* _Task directions_
Tally the lines holding the word "CLOSE" and state the count by itself.

Rows from a figure dataset
┌────────
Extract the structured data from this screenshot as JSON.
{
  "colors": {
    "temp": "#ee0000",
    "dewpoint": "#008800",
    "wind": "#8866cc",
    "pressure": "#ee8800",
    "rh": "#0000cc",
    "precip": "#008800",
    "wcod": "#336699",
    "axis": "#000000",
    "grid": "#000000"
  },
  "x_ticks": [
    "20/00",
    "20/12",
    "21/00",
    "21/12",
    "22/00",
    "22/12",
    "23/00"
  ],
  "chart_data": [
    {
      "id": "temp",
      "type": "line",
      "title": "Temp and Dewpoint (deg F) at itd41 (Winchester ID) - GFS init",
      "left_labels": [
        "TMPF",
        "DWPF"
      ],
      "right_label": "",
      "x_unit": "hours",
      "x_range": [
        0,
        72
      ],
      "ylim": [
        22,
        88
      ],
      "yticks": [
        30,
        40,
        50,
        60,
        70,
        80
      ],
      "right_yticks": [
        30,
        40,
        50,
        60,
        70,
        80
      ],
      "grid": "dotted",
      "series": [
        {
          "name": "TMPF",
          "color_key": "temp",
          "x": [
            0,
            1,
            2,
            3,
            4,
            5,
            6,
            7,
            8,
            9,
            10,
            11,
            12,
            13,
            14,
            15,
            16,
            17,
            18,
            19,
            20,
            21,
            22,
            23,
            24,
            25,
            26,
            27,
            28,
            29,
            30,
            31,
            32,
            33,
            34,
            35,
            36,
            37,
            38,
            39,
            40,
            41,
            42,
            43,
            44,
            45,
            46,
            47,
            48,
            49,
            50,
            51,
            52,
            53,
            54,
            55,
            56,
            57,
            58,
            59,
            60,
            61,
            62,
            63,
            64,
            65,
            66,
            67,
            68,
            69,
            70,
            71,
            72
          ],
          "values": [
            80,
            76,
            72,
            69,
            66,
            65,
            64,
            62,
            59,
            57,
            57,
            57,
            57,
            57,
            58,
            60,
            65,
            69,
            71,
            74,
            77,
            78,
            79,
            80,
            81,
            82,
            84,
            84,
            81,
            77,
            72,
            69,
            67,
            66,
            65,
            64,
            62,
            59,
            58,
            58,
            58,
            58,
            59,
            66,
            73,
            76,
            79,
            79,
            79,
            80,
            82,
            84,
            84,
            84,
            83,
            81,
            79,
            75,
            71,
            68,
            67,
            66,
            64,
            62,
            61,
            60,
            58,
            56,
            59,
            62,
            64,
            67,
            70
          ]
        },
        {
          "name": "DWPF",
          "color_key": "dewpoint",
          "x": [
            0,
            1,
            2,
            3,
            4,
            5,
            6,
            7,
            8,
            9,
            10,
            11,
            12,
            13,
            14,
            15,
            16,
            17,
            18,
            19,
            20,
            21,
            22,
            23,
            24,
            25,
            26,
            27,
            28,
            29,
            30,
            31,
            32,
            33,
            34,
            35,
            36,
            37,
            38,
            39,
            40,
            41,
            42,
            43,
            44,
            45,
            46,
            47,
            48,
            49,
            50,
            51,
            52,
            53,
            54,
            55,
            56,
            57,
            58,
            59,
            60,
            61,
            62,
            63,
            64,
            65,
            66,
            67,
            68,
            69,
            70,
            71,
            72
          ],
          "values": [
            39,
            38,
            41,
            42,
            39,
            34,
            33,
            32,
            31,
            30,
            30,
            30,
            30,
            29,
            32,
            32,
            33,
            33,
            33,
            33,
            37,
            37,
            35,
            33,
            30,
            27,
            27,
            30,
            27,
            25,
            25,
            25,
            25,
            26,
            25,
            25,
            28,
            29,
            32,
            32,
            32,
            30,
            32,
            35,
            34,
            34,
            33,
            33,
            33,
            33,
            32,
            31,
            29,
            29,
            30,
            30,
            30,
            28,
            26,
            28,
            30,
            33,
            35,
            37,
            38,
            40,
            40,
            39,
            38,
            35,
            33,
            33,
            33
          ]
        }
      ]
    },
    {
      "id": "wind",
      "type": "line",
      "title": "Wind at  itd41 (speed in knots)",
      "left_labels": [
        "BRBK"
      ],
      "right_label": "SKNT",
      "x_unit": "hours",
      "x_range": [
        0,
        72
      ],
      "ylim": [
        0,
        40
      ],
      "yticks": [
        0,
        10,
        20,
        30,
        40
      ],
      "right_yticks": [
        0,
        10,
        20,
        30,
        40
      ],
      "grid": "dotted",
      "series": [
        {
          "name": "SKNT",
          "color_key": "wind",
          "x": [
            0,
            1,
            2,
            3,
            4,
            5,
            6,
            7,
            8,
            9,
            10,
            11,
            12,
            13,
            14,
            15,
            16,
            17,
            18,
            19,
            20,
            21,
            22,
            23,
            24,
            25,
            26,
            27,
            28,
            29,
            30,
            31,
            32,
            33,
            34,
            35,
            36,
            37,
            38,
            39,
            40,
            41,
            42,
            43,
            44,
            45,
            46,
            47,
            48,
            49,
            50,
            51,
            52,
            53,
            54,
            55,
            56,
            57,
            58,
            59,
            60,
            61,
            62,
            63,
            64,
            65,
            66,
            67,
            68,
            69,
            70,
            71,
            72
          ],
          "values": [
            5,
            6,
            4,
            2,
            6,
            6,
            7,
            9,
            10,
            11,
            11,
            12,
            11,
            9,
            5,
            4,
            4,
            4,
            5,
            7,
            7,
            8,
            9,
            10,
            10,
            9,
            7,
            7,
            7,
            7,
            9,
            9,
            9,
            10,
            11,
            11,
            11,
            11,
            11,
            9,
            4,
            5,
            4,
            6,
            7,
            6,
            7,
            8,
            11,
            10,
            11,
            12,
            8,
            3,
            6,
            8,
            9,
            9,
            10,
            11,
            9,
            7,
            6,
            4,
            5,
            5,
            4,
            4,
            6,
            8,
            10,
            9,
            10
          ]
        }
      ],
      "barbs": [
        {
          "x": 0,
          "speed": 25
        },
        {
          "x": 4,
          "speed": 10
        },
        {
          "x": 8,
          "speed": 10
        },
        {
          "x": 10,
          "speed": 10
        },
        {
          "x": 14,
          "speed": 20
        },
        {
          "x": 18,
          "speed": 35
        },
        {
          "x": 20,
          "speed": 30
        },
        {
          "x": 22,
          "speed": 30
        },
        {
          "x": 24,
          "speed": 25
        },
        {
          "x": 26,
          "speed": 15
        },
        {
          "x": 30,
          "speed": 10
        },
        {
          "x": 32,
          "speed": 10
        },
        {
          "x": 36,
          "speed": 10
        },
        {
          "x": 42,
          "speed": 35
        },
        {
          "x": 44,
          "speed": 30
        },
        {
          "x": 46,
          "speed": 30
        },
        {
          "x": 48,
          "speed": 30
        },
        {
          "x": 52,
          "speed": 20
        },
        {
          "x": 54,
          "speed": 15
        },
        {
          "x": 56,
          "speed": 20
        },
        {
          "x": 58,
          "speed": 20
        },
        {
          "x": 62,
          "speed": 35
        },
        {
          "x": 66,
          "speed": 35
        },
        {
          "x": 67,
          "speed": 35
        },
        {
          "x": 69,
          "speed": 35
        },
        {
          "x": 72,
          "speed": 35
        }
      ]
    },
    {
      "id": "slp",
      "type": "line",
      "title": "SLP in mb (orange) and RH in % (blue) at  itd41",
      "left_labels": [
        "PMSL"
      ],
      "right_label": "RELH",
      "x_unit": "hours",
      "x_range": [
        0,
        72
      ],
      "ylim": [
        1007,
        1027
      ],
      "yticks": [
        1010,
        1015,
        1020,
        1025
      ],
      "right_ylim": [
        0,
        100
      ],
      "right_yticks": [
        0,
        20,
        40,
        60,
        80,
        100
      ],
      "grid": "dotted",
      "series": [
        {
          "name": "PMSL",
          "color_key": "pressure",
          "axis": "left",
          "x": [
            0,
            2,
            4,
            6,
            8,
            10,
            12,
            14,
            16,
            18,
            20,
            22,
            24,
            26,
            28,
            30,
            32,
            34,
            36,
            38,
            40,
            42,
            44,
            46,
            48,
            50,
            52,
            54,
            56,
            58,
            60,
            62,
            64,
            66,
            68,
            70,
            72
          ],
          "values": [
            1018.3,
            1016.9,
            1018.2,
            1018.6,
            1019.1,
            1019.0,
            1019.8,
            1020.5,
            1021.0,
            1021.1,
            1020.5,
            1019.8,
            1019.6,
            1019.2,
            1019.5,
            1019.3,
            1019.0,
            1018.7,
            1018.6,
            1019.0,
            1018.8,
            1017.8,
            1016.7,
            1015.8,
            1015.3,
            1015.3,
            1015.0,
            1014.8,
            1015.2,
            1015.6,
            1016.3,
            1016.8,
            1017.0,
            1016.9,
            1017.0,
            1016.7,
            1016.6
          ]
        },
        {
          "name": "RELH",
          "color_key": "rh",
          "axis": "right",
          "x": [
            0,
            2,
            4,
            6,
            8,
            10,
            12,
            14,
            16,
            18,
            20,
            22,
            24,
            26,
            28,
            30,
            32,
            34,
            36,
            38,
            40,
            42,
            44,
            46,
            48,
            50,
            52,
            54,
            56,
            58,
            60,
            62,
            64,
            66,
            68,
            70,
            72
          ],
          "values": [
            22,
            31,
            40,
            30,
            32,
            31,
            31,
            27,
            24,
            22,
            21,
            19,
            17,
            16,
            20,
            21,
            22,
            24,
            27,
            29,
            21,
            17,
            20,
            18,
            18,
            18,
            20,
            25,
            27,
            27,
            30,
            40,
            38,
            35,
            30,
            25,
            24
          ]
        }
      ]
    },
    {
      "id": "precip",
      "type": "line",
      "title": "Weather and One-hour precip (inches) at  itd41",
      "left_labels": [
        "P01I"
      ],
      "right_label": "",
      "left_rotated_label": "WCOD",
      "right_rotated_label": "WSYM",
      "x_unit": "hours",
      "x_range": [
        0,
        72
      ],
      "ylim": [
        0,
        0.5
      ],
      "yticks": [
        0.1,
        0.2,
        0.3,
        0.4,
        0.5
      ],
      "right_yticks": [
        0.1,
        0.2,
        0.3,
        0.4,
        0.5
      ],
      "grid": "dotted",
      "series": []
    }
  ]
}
└────────
┌────────
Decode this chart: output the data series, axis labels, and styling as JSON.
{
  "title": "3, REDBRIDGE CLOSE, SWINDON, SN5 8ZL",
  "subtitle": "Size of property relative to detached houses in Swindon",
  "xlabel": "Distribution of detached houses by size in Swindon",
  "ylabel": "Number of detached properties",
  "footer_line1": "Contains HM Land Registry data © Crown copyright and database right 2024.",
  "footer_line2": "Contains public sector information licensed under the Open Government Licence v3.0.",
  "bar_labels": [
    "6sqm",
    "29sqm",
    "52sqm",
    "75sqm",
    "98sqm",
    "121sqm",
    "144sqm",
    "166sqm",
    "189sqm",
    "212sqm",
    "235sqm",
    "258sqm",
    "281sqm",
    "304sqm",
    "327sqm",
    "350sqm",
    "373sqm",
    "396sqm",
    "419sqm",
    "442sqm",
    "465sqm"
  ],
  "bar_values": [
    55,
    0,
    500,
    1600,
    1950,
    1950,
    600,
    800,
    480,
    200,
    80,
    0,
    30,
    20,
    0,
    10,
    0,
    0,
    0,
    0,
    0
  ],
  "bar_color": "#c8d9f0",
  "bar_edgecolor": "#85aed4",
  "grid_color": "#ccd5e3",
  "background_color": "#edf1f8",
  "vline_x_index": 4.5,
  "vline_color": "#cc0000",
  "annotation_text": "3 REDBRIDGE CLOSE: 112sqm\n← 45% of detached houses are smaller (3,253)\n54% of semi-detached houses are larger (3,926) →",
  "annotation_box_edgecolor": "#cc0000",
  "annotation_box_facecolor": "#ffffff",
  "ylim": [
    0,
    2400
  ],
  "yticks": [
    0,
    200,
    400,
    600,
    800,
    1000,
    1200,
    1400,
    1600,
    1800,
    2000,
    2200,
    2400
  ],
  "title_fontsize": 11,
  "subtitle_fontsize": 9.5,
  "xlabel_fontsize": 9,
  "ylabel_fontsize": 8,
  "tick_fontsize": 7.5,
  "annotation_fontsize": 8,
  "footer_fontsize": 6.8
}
└────────
┌────────
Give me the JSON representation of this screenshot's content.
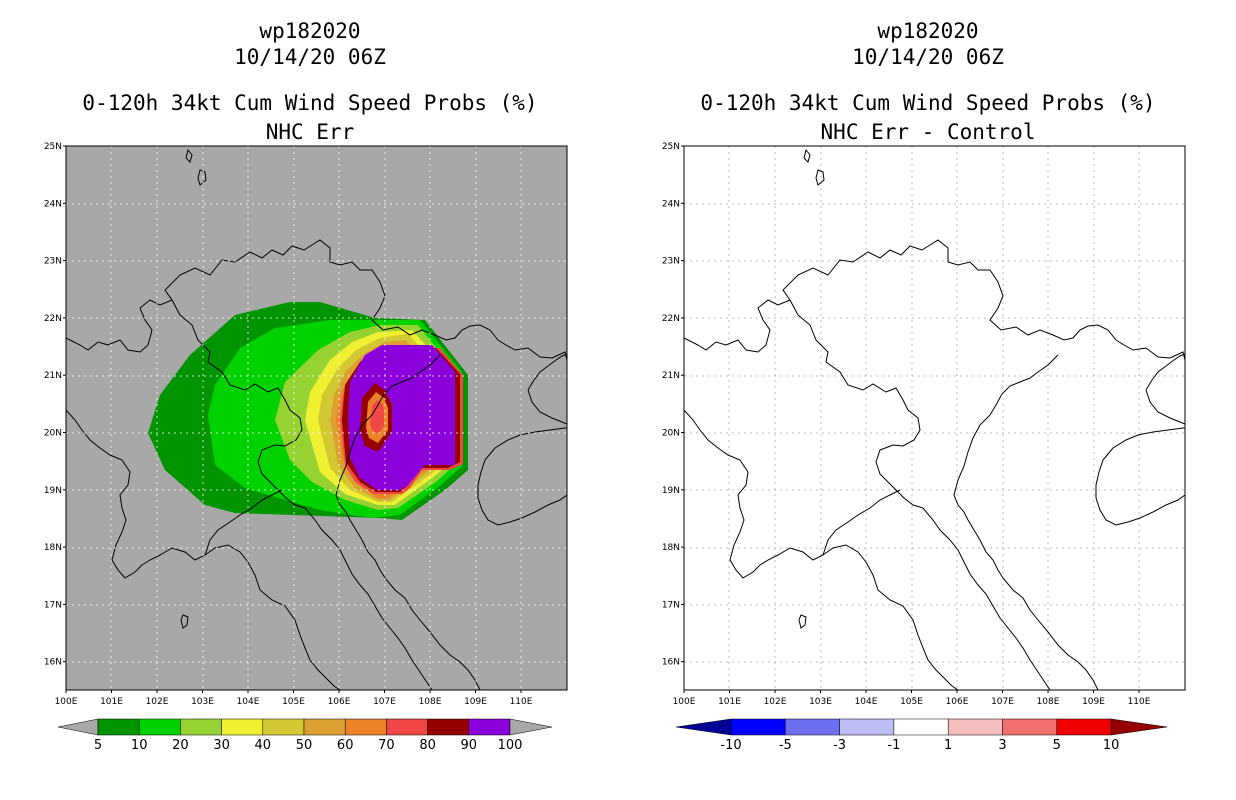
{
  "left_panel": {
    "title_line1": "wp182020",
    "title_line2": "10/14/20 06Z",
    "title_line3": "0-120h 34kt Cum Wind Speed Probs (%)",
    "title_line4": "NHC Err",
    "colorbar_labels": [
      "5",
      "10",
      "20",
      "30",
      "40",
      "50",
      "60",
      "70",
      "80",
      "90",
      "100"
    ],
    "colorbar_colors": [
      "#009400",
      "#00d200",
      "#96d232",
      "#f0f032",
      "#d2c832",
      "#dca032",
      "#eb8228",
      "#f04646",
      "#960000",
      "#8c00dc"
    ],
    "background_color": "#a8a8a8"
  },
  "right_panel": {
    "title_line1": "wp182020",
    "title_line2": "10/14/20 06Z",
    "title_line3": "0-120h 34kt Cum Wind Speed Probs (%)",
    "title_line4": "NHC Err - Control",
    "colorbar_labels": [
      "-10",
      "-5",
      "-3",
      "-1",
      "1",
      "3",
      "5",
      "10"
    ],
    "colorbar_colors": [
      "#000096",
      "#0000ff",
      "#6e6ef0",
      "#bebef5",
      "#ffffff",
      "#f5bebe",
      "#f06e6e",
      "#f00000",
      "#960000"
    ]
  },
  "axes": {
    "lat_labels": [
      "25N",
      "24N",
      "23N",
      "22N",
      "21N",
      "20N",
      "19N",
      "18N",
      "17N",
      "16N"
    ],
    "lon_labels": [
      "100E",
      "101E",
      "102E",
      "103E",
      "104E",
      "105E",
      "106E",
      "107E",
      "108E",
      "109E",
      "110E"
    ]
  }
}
└────────
* _Response to this task_
2